***** Exercise material

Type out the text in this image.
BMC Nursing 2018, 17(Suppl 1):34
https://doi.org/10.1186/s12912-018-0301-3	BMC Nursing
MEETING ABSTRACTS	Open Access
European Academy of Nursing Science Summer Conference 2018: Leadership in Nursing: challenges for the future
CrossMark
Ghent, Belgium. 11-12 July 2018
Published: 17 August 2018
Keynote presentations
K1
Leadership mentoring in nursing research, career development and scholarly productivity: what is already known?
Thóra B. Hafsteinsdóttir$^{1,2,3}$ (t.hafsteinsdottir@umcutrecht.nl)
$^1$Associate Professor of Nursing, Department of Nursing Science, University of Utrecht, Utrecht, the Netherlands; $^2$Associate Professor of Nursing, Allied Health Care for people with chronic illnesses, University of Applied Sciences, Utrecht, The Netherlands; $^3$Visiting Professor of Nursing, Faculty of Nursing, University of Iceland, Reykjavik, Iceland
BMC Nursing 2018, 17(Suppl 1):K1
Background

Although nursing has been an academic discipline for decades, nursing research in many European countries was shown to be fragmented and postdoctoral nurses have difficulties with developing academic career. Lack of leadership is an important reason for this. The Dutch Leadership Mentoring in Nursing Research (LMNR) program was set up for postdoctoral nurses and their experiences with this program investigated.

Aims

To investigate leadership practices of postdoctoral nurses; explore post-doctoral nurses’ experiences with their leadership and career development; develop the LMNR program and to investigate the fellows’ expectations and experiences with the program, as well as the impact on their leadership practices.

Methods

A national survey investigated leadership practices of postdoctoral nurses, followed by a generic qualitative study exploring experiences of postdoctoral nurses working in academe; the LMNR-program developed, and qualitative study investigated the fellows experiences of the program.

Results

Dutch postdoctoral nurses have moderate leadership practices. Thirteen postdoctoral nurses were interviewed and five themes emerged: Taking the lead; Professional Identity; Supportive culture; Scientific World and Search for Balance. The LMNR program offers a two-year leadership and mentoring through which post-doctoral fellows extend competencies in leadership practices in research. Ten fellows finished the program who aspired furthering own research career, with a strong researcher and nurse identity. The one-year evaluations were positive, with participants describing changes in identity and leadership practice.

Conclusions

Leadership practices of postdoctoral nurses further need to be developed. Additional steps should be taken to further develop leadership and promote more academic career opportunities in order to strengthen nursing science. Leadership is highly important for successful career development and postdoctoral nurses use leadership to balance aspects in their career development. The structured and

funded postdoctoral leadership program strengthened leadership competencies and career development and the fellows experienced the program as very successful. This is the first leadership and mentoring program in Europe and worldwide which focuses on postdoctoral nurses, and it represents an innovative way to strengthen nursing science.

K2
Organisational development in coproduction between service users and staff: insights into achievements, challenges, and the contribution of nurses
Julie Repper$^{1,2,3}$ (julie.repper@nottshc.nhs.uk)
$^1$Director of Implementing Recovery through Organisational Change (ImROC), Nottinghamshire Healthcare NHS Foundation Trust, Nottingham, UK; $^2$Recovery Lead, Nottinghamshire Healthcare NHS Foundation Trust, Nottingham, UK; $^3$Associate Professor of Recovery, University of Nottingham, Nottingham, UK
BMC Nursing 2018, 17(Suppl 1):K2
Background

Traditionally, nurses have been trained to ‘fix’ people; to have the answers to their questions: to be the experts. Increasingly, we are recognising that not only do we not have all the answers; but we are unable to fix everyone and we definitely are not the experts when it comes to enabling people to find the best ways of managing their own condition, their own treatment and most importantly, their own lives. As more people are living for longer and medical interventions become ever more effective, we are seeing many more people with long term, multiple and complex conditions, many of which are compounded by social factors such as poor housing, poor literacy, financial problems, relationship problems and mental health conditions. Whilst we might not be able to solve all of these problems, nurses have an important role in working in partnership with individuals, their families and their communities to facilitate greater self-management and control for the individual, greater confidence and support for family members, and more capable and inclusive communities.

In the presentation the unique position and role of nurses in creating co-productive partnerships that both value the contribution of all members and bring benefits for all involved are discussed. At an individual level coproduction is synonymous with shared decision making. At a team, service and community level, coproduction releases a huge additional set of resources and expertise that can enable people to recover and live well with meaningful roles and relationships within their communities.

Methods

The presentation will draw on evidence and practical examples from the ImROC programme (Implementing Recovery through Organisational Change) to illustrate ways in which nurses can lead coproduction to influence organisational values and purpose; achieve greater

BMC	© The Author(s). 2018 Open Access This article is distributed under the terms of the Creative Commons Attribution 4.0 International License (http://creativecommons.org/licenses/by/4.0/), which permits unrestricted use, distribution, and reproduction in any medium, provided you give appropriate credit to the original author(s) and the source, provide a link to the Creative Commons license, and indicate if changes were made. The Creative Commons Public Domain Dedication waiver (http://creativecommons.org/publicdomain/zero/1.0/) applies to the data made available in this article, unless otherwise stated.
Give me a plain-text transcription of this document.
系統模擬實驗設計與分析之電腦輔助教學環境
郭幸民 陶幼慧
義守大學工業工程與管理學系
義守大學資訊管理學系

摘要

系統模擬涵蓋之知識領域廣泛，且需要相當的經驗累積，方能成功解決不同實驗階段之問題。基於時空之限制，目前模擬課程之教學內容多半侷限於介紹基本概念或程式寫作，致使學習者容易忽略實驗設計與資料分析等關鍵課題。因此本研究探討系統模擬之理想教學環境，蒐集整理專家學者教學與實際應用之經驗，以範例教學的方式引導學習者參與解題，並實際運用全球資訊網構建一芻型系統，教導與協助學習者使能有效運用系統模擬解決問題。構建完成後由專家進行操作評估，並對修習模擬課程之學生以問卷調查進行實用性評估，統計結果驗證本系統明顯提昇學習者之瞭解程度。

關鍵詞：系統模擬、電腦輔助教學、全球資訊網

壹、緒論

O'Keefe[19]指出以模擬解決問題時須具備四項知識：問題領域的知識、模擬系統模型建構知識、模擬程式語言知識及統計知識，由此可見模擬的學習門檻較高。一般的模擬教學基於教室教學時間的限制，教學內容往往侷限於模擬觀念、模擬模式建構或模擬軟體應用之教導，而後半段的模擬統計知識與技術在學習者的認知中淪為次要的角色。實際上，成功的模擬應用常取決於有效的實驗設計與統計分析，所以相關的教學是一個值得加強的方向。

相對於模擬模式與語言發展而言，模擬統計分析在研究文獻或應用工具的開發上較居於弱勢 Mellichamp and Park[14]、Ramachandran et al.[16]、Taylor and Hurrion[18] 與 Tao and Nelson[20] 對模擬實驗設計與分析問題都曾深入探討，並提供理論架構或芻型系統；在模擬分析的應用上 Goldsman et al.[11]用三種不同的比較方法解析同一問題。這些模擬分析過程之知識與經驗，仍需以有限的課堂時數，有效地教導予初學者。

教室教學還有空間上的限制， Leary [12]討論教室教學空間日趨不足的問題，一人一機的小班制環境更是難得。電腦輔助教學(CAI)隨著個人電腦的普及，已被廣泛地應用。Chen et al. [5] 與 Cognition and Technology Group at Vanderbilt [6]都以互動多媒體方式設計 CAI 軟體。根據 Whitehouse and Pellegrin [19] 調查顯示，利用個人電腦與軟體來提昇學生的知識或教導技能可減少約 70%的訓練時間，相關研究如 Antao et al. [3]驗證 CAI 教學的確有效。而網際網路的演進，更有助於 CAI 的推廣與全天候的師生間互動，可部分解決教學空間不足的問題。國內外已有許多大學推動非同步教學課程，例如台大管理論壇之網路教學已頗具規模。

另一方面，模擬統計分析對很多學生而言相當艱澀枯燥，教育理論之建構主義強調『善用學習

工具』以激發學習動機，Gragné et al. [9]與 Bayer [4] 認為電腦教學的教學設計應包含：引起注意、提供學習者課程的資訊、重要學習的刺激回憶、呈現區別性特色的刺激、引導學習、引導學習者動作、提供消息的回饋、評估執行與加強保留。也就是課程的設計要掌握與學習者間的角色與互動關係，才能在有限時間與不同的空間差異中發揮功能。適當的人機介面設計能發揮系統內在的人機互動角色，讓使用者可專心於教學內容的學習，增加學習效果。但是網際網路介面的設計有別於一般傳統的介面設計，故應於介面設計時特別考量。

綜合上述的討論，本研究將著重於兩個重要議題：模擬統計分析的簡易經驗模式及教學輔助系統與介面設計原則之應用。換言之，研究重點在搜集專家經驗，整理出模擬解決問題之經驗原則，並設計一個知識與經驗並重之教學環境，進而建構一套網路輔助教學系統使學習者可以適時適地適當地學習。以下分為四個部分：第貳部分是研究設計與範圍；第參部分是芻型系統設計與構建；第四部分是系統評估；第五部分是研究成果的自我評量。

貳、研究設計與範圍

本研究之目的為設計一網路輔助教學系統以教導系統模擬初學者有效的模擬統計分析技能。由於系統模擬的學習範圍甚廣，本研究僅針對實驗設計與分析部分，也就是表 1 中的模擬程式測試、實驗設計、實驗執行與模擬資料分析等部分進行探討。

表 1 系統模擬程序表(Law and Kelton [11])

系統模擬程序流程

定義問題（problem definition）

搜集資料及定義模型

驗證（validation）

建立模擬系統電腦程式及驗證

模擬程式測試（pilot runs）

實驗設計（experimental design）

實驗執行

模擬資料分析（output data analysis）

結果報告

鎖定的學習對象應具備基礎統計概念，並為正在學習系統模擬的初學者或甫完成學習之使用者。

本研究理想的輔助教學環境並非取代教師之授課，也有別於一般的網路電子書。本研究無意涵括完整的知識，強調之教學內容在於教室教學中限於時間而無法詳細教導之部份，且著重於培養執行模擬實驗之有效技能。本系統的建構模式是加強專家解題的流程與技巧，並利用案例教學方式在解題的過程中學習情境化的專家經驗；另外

**********

▸ **Work to do**
Extract each line from the entries above that contains the string "challenges".

▸ **Solution for this exercise**
European Academy of Nursing Science Summer Conference 2018: Leadership in Nursing: challenges for the future
Organisational development in coproduction between service users and staff: insights into achievements, challenges, and the contribution of nurses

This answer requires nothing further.